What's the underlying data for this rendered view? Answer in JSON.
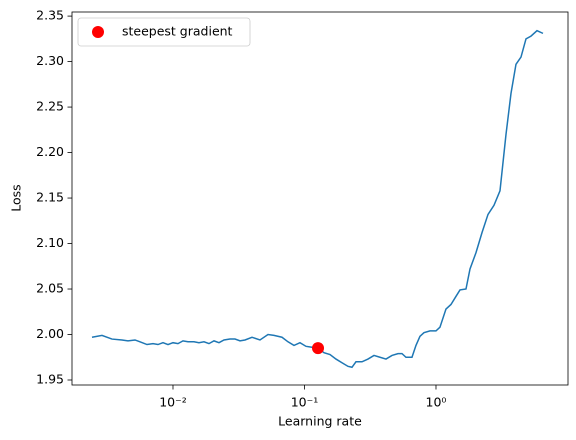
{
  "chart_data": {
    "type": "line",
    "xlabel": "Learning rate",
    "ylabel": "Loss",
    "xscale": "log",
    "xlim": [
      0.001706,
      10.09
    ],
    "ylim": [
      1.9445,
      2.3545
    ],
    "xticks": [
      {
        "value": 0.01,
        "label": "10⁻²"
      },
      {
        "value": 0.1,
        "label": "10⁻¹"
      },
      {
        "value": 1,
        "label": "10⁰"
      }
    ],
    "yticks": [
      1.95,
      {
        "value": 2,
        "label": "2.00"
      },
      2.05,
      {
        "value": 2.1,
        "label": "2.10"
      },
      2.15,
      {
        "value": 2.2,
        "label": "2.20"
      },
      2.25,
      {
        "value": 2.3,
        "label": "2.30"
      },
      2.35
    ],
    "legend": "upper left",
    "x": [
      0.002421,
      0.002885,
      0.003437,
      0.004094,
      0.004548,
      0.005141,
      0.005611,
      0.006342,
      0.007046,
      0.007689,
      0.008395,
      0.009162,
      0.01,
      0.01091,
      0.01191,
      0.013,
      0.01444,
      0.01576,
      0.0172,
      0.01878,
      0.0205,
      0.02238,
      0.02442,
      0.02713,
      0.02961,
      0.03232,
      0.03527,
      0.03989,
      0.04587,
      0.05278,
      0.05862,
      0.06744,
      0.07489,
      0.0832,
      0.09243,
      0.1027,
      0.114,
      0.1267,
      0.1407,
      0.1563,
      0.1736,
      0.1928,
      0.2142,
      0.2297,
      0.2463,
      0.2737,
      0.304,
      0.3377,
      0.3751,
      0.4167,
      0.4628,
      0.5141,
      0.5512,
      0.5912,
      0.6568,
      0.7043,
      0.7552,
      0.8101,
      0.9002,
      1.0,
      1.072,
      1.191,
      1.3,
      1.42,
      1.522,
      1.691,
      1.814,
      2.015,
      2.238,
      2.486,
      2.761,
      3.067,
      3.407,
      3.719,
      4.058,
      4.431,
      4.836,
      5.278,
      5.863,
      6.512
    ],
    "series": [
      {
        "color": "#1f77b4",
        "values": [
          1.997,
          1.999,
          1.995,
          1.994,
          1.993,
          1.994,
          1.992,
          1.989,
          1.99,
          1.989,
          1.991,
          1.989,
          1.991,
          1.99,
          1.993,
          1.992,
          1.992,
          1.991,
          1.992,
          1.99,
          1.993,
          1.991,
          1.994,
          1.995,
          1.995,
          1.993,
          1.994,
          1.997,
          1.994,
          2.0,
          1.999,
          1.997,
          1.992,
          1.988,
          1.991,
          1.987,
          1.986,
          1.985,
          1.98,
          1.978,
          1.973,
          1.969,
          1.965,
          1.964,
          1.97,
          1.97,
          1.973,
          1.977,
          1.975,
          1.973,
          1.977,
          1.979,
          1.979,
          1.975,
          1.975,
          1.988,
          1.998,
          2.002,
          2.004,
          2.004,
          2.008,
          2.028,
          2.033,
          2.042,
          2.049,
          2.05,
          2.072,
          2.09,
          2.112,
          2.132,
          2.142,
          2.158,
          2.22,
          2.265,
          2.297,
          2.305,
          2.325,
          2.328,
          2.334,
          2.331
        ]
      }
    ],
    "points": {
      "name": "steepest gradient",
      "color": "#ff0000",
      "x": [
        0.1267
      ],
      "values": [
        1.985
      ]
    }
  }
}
++++++++++
**Instructions for the task:** Restate the full listing verbatim and drop every picture.

**Completed task:**
What's the underlying data for this rendered view? Answer in JSON.
{
  "chart_data": {
    "type": "line",
    "xlabel": "Learning rate",
    "ylabel": "Loss",
    "xscale": "log",
    "xlim": [
      0.001706,
      10.09
    ],
    "ylim": [
      1.9445,
      2.3545
    ],
    "xticks": [
      {
        "value": 0.01,
        "label": "10⁻²"
      },
      {
        "value": 0.1,
        "label": "10⁻¹"
      },
      {
        "value": 1,
        "label": "10⁰"
      }
    ],
    "yticks": [
      1.95,
      {
        "value": 2,
        "label": "2.00"
      },
      2.05,
      {
        "value": 2.1,
        "label": "2.10"
      },
      2.15,
      {
        "value": 2.2,
        "label": "2.20"
      },
      2.25,
      {
        "value": 2.3,
        "label": "2.30"
      },
      2.35
    ],
    "legend": "upper left",
    "x": [
      0.002421,
      0.002885,
      0.003437,
      0.004094,
      0.004548,
      0.005141,
      0.005611,
      0.006342,
      0.007046,
      0.007689,
      0.008395,
      0.009162,
      0.01,
      0.01091,
      0.01191,
      0.013,
      0.01444,
      0.01576,
      0.0172,
      0.01878,
      0.0205,
      0.02238,
      0.02442,
      0.02713,
      0.02961,
      0.03232,
      0.03527,
      0.03989,
      0.04587,
      0.05278,
      0.05862,
      0.06744,
      0.07489,
      0.0832,
      0.09243,
      0.1027,
      0.114,
      0.1267,
      0.1407,
      0.1563,
      0.1736,
      0.1928,
      0.2142,
      0.2297,
      0.2463,
      0.2737,
      0.304,
      0.3377,
      0.3751,
      0.4167,
      0.4628,
      0.5141,
      0.5512,
      0.5912,
      0.6568,
      0.7043,
      0.7552,
      0.8101,
      0.9002,
      1.0,
      1.072,
      1.191,
      1.3,
      1.42,
      1.522,
      1.691,
      1.814,
      2.015,
      2.238,
      2.486,
      2.761,
      3.067,
      3.407,
      3.719,
      4.058,
      4.431,
      4.836,
      5.278,
      5.863,
      6.512
    ],
    "series": [
      {
        "color": "#1f77b4",
        "values": [
          1.997,
          1.999,
          1.995,
          1.994,
          1.993,
          1.994,
          1.992,
          1.989,
          1.99,
          1.989,
          1.991,
          1.989,
          1.991,
          1.99,
          1.993,
          1.992,
          1.992,
          1.991,
          1.992,
          1.99,
          1.993,
          1.991,
          1.994,
          1.995,
          1.995,
          1.993,
          1.994,
          1.997,
          1.994,
          2.0,
          1.999,
          1.997,
          1.992,
          1.988,
          1.991,
          1.987,
          1.986,
          1.985,
          1.98,
          1.978,
          1.973,
          1.969,
          1.965,
          1.964,
          1.97,
          1.97,
          1.973,
          1.977,
          1.975,
          1.973,
          1.977,
          1.979,
          1.979,
          1.975,
          1.975,
          1.988,
          1.998,
          2.002,
          2.004,
          2.004,
          2.008,
          2.028,
          2.033,
          2.042,
          2.049,
          2.05,
          2.072,
          2.09,
          2.112,
          2.132,
          2.142,
          2.158,
          2.22,
          2.265,
          2.297,
          2.305,
          2.325,
          2.328,
          2.334,
          2.331
        ]
      }
    ],
    "points": {
      "name": "steepest gradient",
      "color": "#ff0000",
      "x": [
        0.1267
      ],
      "values": [
        1.985
      ]
    }
  }
}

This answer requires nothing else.